▶ BRIEF
Retype every entry exactly, character for character.

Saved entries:
........
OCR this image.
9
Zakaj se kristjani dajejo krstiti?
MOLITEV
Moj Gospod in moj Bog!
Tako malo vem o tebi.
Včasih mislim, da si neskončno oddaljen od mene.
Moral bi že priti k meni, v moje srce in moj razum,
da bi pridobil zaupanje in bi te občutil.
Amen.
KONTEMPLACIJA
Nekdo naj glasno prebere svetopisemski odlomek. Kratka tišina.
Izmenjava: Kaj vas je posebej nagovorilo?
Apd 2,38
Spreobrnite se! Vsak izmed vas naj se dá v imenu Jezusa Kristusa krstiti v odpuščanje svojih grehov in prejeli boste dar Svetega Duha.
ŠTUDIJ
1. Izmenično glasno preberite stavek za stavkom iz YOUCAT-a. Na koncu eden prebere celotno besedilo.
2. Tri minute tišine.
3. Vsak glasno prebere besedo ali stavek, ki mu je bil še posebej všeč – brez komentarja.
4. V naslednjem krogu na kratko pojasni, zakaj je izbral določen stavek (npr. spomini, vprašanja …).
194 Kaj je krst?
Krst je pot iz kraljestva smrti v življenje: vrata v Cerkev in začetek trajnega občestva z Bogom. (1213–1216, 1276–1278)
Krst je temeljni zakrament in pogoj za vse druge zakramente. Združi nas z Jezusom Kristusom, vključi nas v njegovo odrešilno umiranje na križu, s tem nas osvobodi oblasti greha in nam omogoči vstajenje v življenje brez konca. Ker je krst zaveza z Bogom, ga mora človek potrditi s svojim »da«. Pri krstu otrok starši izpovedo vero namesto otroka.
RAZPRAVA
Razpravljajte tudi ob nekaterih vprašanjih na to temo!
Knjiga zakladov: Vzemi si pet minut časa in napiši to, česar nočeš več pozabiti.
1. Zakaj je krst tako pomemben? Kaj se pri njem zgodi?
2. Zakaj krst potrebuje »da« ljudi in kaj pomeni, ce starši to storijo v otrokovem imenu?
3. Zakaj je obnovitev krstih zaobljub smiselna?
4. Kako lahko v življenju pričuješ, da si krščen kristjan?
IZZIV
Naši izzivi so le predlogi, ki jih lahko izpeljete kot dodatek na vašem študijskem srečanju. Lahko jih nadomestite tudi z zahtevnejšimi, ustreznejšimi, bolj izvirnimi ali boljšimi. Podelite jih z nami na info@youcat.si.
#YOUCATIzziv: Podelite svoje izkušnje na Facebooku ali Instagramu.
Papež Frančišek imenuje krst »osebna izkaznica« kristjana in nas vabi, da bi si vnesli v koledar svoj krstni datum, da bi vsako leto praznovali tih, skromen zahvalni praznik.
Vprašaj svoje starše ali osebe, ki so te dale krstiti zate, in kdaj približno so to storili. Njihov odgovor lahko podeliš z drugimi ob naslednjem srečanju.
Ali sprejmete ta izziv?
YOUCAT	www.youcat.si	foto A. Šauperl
........
▶ SOLUTION
OCR this image.
9
Zakaj se kristjani dajejo krstiti?
MOLITEV
Moj Gospod in moj Bog!
Tako malo vem o tebi.
Včasih mislim, da si neskončno oddaljen od mene.
Moral bi že priti k meni, v moje srce in moj razum,
da bi pridobil zaupanje in bi te občutil.
Amen.
KONTEMPLACIJA
Nekdo naj glasno prebere svetopisemski odlomek. Kratka tišina.
Izmenjava: Kaj vas je posebej nagovorilo?
Apd 2,38
Spreobrnite se! Vsak izmed vas naj se dá v imenu Jezusa Kristusa krstiti v odpuščanje svojih grehov in prejeli boste dar Svetega Duha.
ŠTUDIJ
1. Izmenično glasno preberite stavek za stavkom iz YOUCAT-a. Na koncu eden prebere celotno besedilo.
2. Tri minute tišine.
3. Vsak glasno prebere besedo ali stavek, ki mu je bil še posebej všeč – brez komentarja.
4. V naslednjem krogu na kratko pojasni, zakaj je izbral določen stavek (npr. spomini, vprašanja …).
194 Kaj je krst?
Krst je pot iz kraljestva smrti v življenje: vrata v Cerkev in začetek trajnega občestva z Bogom. (1213–1216, 1276–1278)
Krst je temeljni zakrament in pogoj za vse druge zakramente. Združi nas z Jezusom Kristusom, vključi nas v njegovo odrešilno umiranje na križu, s tem nas osvobodi oblasti greha in nam omogoči vstajenje v življenje brez konca. Ker je krst zaveza z Bogom, ga mora človek potrditi s svojim »da«. Pri krstu otrok starši izpovedo vero namesto otroka.
RAZPRAVA
Razpravljajte tudi ob nekaterih vprašanjih na to temo!
Knjiga zakladov: Vzemi si pet minut časa in napiši to, česar nočeš več pozabiti.
1. Zakaj je krst tako pomemben? Kaj se pri njem zgodi?
2. Zakaj krst potrebuje »da« ljudi in kaj pomeni, ce starši to storijo v otrokovem imenu?
3. Zakaj je obnovitev krstih zaobljub smiselna?
4. Kako lahko v življenju pričuješ, da si krščen kristjan?
IZZIV
Naši izzivi so le predlogi, ki jih lahko izpeljete kot dodatek na vašem študijskem srečanju. Lahko jih nadomestite tudi z zahtevnejšimi, ustreznejšimi, bolj izvirnimi ali boljšimi. Podelite jih z nami na info@youcat.si.
#YOUCATIzziv: Podelite svoje izkušnje na Facebooku ali Instagramu.
Papež Frančišek imenuje krst »osebna izkaznica« kristjana in nas vabi, da bi si vnesli v koledar svoj krstni datum, da bi vsako leto praznovali tih, skromen zahvalni praznik.
Vprašaj svoje starše ali osebe, ki so te dale krstiti zate, in kdaj približno so to storili. Njihov odgovor lahko podeliš z drugimi ob naslednjem srečanju.
Ali sprejmete ta izziv?
YOUCAT	www.youcat.si	foto A. Šauperl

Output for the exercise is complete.